> _PROBLEM DETAILS_: In the entries below, identify every line with the string "Kepramukaan" and copy it.
======== MATERIAL PROVIDED ========
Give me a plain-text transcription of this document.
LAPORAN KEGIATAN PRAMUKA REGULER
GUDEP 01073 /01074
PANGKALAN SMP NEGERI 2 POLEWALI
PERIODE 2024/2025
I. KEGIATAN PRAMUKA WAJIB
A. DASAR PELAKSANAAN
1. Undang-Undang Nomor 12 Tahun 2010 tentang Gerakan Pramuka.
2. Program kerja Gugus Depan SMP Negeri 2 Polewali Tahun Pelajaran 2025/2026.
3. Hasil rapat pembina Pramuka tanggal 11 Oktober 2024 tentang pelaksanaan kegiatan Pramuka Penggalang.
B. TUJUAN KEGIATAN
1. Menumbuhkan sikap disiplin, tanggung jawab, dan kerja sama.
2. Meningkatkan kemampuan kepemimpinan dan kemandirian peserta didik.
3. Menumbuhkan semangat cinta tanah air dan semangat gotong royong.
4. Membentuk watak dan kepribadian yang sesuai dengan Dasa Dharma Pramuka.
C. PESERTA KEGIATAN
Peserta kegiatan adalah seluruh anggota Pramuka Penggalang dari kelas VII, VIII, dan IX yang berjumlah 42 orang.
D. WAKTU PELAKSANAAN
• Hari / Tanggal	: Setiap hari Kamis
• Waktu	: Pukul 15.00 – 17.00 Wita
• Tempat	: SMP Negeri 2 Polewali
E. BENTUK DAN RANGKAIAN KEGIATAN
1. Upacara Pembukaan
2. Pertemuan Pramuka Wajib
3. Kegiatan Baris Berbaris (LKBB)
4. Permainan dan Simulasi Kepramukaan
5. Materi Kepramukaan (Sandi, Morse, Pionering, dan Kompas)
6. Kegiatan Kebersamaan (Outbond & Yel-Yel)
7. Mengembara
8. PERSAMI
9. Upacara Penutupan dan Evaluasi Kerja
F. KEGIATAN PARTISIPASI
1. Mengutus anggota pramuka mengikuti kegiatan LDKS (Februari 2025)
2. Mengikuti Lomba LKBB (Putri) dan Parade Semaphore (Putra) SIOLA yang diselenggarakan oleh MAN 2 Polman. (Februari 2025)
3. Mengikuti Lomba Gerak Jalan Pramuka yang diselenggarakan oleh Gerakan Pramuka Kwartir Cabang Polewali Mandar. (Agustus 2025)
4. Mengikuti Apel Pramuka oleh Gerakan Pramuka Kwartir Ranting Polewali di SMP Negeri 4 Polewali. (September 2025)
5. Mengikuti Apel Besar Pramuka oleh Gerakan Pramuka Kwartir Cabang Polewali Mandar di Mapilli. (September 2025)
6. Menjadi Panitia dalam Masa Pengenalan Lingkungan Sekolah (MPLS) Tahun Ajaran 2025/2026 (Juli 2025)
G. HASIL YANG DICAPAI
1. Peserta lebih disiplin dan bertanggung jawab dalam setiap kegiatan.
========
======== MATERIAL PROVIDED ========
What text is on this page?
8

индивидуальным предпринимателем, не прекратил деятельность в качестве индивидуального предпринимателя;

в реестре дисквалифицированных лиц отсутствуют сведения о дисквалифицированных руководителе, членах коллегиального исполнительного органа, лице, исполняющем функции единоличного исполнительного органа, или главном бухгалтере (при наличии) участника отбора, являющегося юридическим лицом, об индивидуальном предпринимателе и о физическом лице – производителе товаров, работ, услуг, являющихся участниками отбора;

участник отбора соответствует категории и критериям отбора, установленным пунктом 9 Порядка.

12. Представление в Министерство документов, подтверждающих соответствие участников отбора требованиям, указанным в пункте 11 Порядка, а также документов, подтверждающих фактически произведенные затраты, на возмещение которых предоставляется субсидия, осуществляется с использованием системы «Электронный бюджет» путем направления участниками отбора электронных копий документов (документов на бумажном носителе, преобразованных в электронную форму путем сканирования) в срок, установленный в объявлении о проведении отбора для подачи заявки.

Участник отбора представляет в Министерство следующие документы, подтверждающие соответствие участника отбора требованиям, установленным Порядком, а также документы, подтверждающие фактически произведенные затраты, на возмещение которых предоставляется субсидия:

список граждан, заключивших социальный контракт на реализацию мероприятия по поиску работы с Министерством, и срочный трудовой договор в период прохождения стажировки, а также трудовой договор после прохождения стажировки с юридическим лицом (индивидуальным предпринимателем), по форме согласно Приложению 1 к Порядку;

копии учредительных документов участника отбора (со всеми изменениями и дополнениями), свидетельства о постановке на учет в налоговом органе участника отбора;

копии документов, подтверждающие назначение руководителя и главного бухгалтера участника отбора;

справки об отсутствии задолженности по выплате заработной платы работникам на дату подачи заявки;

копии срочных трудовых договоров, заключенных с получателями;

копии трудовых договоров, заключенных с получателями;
========
> _FULL RESPONSE_:
4. Permainan dan Simulasi Kepramukaan
5. Materi Kepramukaan (Sandi, Morse, Pionering, dan Kompas)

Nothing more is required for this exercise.